▶ **Stored data**:
• • • • • • •

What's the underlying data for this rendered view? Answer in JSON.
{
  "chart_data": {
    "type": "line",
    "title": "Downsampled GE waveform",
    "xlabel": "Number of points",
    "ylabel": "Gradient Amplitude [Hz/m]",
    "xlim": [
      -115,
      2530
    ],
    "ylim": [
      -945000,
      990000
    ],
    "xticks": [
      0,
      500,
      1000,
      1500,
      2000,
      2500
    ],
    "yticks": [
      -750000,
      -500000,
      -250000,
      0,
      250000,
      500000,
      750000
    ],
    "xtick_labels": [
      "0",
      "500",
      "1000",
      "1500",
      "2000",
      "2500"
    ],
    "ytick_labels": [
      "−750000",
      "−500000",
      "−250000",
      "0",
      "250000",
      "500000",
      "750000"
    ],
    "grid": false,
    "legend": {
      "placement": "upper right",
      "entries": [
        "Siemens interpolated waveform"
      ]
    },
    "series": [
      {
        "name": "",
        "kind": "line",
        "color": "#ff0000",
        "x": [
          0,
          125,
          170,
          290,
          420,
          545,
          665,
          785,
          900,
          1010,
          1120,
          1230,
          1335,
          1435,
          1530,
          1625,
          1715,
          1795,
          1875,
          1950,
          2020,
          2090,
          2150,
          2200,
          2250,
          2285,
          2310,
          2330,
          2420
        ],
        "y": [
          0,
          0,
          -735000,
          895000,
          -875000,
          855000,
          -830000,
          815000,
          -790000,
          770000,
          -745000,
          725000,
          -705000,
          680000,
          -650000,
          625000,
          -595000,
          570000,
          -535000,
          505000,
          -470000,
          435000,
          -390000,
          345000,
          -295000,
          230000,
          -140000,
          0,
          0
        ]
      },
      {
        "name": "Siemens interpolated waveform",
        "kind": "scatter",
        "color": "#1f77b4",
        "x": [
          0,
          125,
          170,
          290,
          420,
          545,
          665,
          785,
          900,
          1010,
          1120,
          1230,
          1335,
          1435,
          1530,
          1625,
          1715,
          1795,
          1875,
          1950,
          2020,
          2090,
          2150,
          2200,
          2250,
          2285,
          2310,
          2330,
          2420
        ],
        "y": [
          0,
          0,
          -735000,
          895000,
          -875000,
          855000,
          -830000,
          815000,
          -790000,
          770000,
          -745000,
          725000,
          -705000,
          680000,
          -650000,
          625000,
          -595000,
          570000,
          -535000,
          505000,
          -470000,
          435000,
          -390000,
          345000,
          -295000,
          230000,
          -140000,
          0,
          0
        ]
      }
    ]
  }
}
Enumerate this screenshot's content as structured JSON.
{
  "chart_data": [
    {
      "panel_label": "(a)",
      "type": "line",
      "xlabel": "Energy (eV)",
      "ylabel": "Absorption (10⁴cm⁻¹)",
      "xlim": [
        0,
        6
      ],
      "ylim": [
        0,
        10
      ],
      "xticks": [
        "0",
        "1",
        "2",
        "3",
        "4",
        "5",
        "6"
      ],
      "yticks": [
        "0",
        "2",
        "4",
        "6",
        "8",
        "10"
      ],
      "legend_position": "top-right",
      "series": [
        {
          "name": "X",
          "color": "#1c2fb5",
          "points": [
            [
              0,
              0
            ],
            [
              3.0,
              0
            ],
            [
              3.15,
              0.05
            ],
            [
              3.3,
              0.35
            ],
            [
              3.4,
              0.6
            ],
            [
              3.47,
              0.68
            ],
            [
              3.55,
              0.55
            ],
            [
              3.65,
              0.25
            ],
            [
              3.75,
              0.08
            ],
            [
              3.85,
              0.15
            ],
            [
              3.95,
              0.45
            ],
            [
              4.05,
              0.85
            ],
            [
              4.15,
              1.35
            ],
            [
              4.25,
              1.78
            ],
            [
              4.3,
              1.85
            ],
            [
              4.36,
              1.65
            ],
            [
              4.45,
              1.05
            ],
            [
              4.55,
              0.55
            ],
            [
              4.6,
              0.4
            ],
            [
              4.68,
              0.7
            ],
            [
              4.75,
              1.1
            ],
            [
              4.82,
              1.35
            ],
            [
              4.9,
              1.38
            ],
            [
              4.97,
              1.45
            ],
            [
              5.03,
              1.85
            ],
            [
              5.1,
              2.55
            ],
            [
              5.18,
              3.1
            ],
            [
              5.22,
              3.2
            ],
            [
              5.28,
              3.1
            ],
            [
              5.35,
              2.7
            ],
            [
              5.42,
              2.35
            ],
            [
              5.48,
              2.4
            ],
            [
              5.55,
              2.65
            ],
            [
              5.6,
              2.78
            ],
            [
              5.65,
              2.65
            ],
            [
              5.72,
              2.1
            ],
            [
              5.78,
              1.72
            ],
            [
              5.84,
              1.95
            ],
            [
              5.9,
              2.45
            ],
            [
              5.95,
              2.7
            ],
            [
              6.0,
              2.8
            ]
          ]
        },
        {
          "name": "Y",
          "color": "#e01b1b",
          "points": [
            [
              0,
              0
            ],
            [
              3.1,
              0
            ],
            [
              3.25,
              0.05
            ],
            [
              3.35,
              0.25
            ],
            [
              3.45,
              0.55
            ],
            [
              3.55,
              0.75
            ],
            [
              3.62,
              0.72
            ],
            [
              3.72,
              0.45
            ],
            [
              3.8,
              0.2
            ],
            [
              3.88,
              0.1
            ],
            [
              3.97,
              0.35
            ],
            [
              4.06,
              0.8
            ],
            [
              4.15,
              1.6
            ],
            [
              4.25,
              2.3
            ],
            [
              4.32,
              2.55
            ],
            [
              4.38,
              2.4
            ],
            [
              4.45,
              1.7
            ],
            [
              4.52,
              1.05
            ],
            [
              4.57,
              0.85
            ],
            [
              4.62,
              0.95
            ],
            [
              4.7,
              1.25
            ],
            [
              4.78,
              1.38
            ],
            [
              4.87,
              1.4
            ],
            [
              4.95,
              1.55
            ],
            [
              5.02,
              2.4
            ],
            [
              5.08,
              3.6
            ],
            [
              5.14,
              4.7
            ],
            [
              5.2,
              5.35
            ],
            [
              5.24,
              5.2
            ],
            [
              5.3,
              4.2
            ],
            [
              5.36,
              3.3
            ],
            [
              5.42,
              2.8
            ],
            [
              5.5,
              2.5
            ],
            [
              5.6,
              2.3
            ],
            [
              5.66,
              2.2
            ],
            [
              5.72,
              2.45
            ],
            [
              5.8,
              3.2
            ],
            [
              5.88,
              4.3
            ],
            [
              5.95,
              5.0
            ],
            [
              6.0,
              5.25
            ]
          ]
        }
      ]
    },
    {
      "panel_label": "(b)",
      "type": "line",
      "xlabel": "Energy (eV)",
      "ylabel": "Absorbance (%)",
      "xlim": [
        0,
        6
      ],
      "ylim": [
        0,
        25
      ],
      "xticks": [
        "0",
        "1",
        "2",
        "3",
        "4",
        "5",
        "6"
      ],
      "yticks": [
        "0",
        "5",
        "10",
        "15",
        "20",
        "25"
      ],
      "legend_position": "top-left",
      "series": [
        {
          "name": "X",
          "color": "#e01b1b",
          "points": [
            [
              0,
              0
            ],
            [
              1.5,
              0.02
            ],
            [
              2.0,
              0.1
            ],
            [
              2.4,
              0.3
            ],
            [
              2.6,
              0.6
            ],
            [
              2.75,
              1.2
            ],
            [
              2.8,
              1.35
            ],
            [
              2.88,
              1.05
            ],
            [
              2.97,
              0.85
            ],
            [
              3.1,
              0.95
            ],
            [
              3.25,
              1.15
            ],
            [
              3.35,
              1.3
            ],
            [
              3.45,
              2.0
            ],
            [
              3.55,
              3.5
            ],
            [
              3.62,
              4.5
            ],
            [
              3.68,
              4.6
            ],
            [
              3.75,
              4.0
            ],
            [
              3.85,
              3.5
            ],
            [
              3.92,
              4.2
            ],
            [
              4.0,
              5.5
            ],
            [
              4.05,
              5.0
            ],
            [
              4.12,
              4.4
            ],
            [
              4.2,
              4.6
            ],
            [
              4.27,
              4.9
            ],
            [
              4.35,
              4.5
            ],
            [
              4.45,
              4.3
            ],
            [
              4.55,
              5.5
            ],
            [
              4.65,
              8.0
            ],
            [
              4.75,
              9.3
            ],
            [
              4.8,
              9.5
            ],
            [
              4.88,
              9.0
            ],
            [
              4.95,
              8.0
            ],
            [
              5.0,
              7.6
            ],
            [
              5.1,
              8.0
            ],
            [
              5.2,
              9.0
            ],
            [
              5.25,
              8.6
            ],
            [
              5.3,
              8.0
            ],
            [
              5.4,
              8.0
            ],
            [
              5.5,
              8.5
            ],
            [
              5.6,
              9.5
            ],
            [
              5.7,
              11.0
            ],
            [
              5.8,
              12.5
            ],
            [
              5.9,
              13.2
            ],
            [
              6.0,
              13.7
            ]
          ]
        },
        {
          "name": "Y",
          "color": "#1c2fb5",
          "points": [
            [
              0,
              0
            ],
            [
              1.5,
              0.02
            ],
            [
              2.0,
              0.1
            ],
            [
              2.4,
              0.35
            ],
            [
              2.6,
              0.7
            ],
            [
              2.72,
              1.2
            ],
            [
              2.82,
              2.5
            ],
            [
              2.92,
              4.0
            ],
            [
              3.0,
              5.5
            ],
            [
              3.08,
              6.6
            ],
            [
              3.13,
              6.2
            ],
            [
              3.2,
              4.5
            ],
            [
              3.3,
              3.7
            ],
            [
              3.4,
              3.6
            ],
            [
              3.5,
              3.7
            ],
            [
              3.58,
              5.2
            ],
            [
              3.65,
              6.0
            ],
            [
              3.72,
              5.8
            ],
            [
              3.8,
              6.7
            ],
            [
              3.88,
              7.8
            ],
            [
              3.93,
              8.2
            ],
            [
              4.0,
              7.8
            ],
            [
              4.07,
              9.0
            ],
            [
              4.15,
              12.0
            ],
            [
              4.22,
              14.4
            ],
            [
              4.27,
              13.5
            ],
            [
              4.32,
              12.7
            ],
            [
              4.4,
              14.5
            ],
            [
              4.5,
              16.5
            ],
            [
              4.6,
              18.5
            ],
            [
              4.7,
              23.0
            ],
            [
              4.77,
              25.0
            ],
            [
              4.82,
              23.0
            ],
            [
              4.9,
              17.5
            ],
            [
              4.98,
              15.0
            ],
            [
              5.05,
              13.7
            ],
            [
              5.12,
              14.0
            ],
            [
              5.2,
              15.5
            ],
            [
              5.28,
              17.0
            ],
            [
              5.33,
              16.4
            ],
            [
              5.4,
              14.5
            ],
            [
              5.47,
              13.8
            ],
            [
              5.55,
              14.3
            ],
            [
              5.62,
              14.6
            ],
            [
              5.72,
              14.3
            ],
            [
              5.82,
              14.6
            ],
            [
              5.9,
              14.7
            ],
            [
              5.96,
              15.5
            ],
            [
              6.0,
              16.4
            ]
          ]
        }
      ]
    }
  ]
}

• • • • • • •

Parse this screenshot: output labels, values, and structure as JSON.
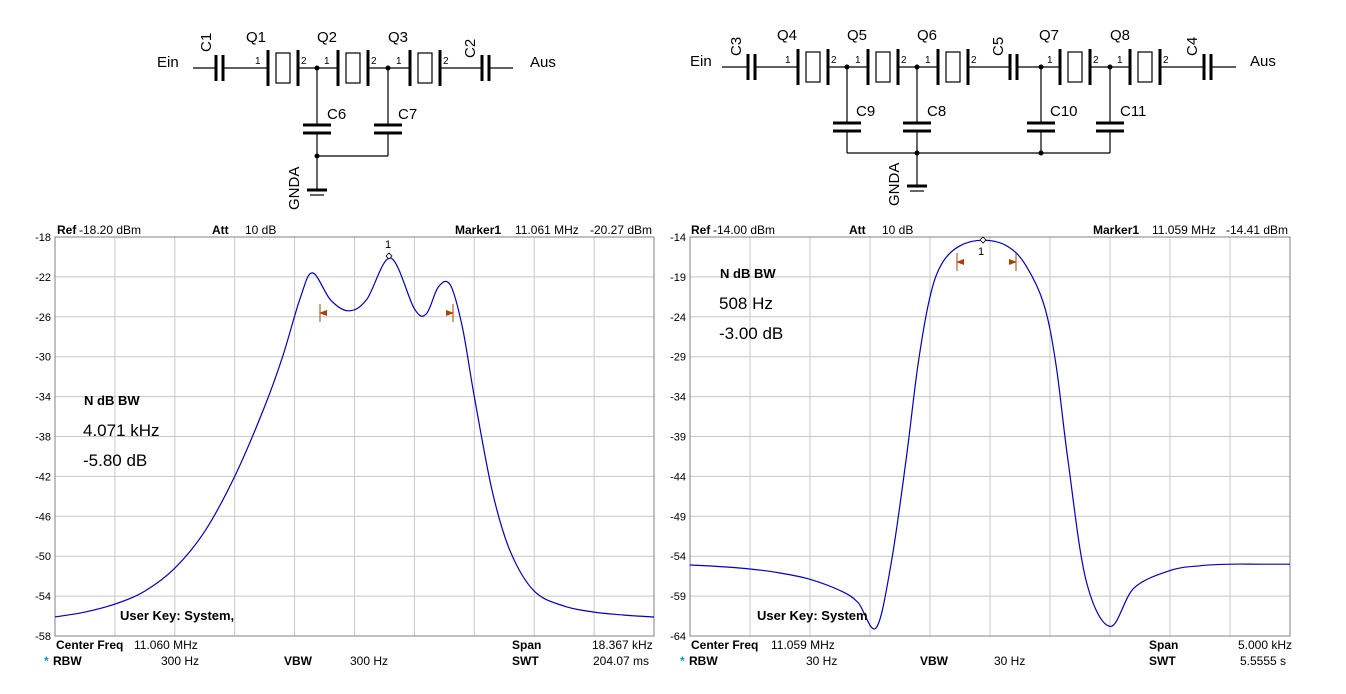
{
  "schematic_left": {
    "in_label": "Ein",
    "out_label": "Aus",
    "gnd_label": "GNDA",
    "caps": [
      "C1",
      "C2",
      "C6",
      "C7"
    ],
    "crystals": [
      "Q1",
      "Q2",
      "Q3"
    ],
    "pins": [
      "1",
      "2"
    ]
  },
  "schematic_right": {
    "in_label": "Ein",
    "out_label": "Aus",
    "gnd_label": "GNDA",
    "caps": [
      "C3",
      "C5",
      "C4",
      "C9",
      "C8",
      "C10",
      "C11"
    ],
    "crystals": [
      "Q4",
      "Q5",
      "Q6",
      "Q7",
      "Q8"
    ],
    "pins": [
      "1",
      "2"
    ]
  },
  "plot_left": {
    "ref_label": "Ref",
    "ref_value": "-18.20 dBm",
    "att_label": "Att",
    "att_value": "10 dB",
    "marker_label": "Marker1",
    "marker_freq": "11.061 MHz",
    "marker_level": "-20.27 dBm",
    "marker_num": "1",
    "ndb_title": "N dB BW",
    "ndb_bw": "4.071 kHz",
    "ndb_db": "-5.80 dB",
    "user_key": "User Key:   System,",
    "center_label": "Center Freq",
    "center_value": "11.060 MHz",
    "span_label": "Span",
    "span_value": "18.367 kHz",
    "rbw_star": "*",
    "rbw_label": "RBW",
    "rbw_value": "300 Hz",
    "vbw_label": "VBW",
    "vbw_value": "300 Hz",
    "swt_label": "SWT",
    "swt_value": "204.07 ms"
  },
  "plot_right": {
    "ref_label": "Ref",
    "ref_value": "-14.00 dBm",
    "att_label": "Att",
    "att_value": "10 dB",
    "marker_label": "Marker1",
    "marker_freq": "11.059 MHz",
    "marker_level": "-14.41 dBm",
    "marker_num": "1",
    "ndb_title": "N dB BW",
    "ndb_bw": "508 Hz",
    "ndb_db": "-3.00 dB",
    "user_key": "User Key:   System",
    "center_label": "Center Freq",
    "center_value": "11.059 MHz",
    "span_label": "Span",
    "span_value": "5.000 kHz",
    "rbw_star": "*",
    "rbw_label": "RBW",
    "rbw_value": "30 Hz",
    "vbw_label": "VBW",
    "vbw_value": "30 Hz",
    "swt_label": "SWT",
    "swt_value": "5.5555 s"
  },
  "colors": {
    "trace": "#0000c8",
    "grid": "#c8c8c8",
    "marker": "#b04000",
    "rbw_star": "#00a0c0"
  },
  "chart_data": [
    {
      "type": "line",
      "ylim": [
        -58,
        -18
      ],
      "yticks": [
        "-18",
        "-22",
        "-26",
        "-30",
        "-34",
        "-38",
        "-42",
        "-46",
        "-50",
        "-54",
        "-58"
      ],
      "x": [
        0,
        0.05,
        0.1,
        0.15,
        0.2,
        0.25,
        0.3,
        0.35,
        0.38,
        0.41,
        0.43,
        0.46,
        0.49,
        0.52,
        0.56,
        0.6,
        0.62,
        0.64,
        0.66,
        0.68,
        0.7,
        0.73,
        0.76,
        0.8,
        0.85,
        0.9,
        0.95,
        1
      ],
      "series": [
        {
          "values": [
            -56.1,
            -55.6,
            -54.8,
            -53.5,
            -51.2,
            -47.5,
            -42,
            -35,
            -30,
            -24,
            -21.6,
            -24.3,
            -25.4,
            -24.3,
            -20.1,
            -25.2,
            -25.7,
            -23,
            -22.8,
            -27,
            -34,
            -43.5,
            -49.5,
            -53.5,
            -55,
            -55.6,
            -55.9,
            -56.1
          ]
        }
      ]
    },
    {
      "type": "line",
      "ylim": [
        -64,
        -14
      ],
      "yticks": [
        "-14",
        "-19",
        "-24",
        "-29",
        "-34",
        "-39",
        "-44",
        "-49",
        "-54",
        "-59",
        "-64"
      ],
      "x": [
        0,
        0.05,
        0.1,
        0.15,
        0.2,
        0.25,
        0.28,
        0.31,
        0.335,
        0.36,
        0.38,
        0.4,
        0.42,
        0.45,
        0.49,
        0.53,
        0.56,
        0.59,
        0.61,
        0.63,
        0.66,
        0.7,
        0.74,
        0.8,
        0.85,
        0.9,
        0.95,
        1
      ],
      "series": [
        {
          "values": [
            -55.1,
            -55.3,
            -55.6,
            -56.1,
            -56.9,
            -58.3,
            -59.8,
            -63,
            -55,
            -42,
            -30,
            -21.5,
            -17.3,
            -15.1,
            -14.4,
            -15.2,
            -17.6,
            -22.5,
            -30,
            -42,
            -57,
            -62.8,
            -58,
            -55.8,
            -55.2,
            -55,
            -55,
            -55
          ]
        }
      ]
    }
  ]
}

• • • • • • •

▶ **Challenge**:
Go through the material and copy out every line with "System" in it.

▶ **Solution to the problem**:
    "user_key": "User Key:   System,",
    "user_key": "User Key:   System",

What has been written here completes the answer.